• Problem details
Check each line below for the word "year", and copy those that have it.

• Provided data
■ ■ ■ ■

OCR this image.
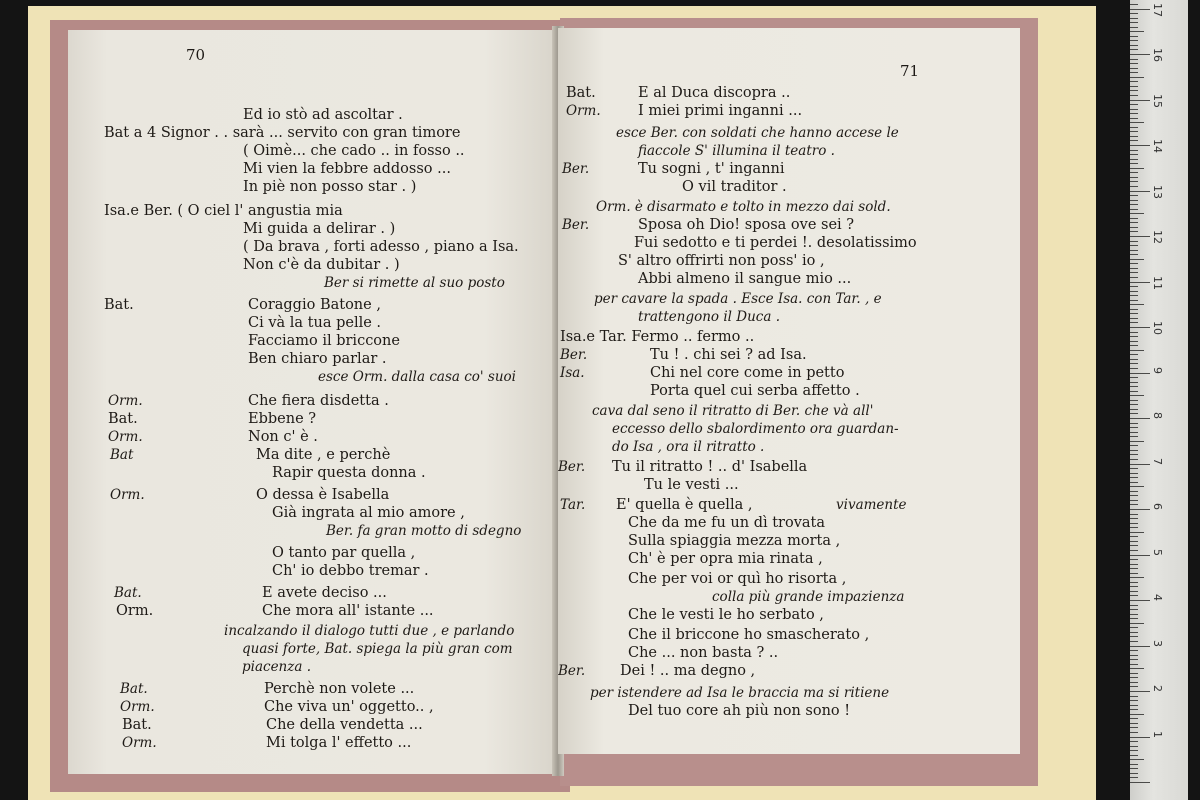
70
Ed io stò ad ascoltar .
Bat a 4 Signor . . sarà ... servito con gran timore
( Oimè... che cado .. in fosso ..
Mi vien la febbre addosso ...
In piè non posso star . )
Isa.e Ber. ( O ciel l' angustia mia
Mi guida a delirar . )
( Da brava , forti adesso , piano a Isa.
Non c'è da dubitar . )
Ber si rimette al suo posto
Bat.	Coraggio Batone ,
Ci và la tua pelle .
Facciamo il briccone
Ben chiaro parlar .
esce Orm. dalla casa co' suoi
Orm.	Che fiera disdetta .
Bat.	Ebbene ?
Orm.	Non c' è .
Bat	Ma dite , e perchè
Rapir questa donna .
Orm.	O dessa è Isabella
Già ingrata al mio amore ,
Ber. fa gran motto di sdegno
O tanto par quella ,
Ch' io debbo tremar .
Bat.	E avete deciso ...
Orm.	Che mora all' istante ...
incalzando il dialogo tutti due , e parlando
quasi forte, Bat. spiega la più gran com
piacenza .
Bat.	Perchè non volete ...
Orm.	Che viva un' oggetto.. ,
Bat.	Che della vendetta ...
Orm.	Mi tolga l' effetto ...
71
Bat.	E al Duca discopra ..
Orm.	I miei primi inganni ...
esce Ber. con soldati che hanno accese le
fiaccole S' illumina il teatro .
Ber.	Tu sogni , t' inganni
O vil traditor .
Orm. è disarmato e tolto in mezzo dai sold.
Ber.	Sposa oh Dio! sposa ove sei ?
Fui sedotto e ti perdei !. desolatissimo
S' altro offrirti non poss' io ,
Abbi almeno il sangue mio ...
per cavare la spada . Esce Isa. con Tar. , e
trattengono il Duca .
Isa.e Tar. Fermo .. fermo ..
Ber.	Tu ! . chi sei ? ad Isa.
Isa.	Chi nel core come in petto
Porta quel cui serba affetto .
cava dal seno il ritratto di Ber. che và all'
eccesso dello sbalordimento ora guardan-
do Isa , ora il ritratto .
Ber. Tu il ritratto ! .. d' Isabella
Tu le vesti ...
Tar. E' quella è quella ,	vivamente
Che da me fu un dì trovata
Sulla spiaggia mezza morta ,
Ch' è per opra mia rinata ,
Che per voi or quì ho risorta ,
colla più grande impazienza
Che le vesti le ho serbato ,
Che il briccone ho smascherato ,
Che ... non basta ? ..
Ber. Dei ! .. ma degno ,
per istendere ad Isa le braccia ma si ritiene
Del tuo core ah più non sono !
1
2
3
4
5
6
7
8
9
10
11
12
13
14
15
16
17
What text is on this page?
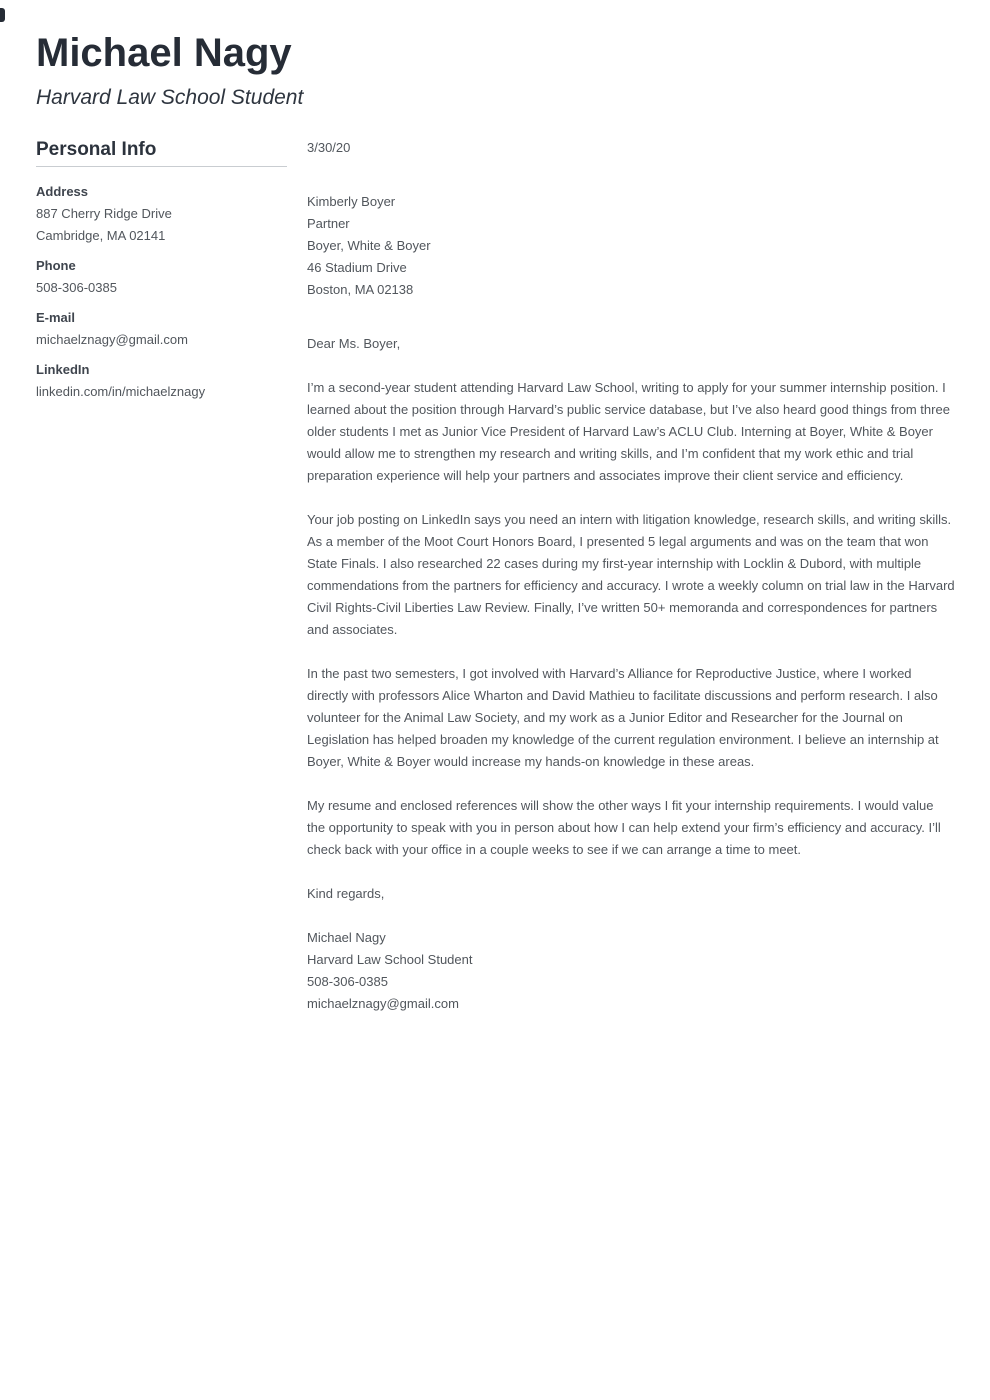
Michael Nagy
Harvard Law School Student
Personal Info
Address
887 Cherry Ridge Drive
Cambridge, MA 02141
Phone
508-306-0385
E-mail
michaelznagy@gmail.com
LinkedIn
linkedin.com/in/michaelznagy

3/30/20

Kimberly Boyer
Partner
Boyer, White & Boyer
46 Stadium Drive
Boston, MA 02138

Dear Ms. Boyer,

I’m a second-year student attending Harvard Law School, writing to apply for your summer internship position. I learned about the position through Harvard’s public service database, but I’ve also heard good things from three older students I met as Junior Vice President of Harvard Law’s ACLU Club. Interning at Boyer, White & Boyer would allow me to strengthen my research and writing skills, and I’m confident that my work ethic and trial preparation experience will help your partners and associates improve their client service and efficiency.

Your job posting on LinkedIn says you need an intern with litigation knowledge, research skills, and writing skills. As a member of the Moot Court Honors Board, I presented 5 legal arguments and was on the team that won State Finals. I also researched 22 cases during my first-year internship with Locklin & Dubord, with multiple commendations from the partners for efficiency and accuracy. I wrote a weekly column on trial law in the Harvard Civil Rights-Civil Liberties Law Review. Finally, I’ve written 50+ memoranda and correspondences for partners and associates.

In the past two semesters, I got involved with Harvard’s Alliance for Reproductive Justice, where I worked directly with professors Alice Wharton and David Mathieu to facilitate discussions and perform research. I also volunteer for the Animal Law Society, and my work as a Junior Editor and Researcher for the Journal on Legislation has helped broaden my knowledge of the current regulation environment. I believe an internship at Boyer, White & Boyer would increase my hands-on knowledge in these areas.

My resume and enclosed references will show the other ways I fit your internship requirements. I would value the opportunity to speak with you in person about how I can help extend your firm’s efficiency and accuracy. I’ll check back with your office in a couple weeks to see if we can arrange a time to meet.

Kind regards,

Michael Nagy
Harvard Law School Student
508-306-0385
michaelznagy@gmail.com
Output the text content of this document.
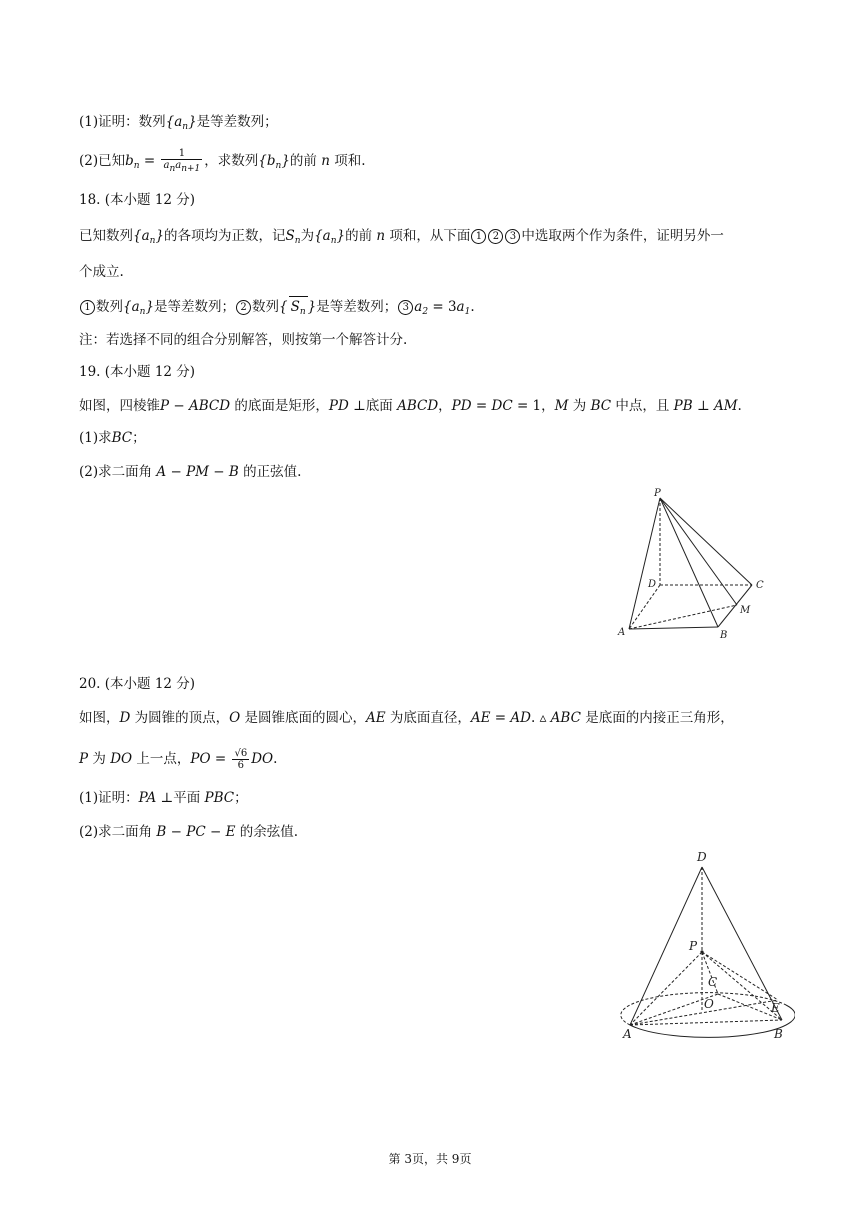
(1)证明：数列$\{a_n\}$是等差数列；
(2)已知$b_n = \frac{1}{a_na_{n+1}}$ ，求数列$\{b_n\}$的前 n 项和.
18. (本小题 12 分)
已知数列$\{a_n\}$的各项均为正数，记$S_n$为$\{a_n\}$的前 n 项和，从下面 1 2 3 中选取两个作为条件，证明另外一
个成立.
1 数列$\{a_n\}$是等差数列； 2 数列{ $S_n$ }是等差数列； 3 $a_2 = 3a_1$.
注：若选择不同的组合分别解答，则按第一个解答计分.
19. (本小题 12 分)
如图，四棱锥P − ABCD 的底面是矩形，PD ⊥底面 ABCD，PD = DC = 1，M 为 BC 中点，且 PB ⊥ AM.
(1)求BC；
(2)求二面角 A − PM − B 的正弦值.
P
D	C
M
A	B
20. (本小题 12 分)
如图，D 为圆锥的顶点，O 是圆锥底面的圆心，AE 为底面直径，AE = AD. ▵ ABC 是底面的内接正三角形，
P 为 DO 上一点，PO = $\frac{√6}{6}$ DO.
(1)证明：PA ⊥平面 PBC；
(2)求二面角 B − PC − E 的余弦值.
D
P
C
O	E
A	B
第 3页，共 9页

■ ■ ■ ■

• Exercise output
I’m a second-year student attending Harvard Law School, writing to apply for your summer internship position. I learned about the position through Harvard’s public service database, but I’ve also heard good things from three older students I met as Junior Vice President of Harvard Law’s ACLU Club. Interning at Boyer, White & Boyer would allow me to strengthen my research and writing skills, and I’m confident that my work ethic and trial preparation experience will help your partners and associates improve their client service and efficiency.
Your job posting on LinkedIn says you need an intern with litigation knowledge, research skills, and writing skills. As a member of the Moot Court Honors Board, I presented 5 legal arguments and was on the team that won State Finals. I also researched 22 cases during my first-year internship with Locklin & Dubord, with multiple commendations from the partners for efficiency and accuracy. I wrote a weekly column on trial law in the Harvard Civil Rights-Civil Liberties Law Review. Finally, I’ve written 50+ memoranda and correspondences for partners and associates.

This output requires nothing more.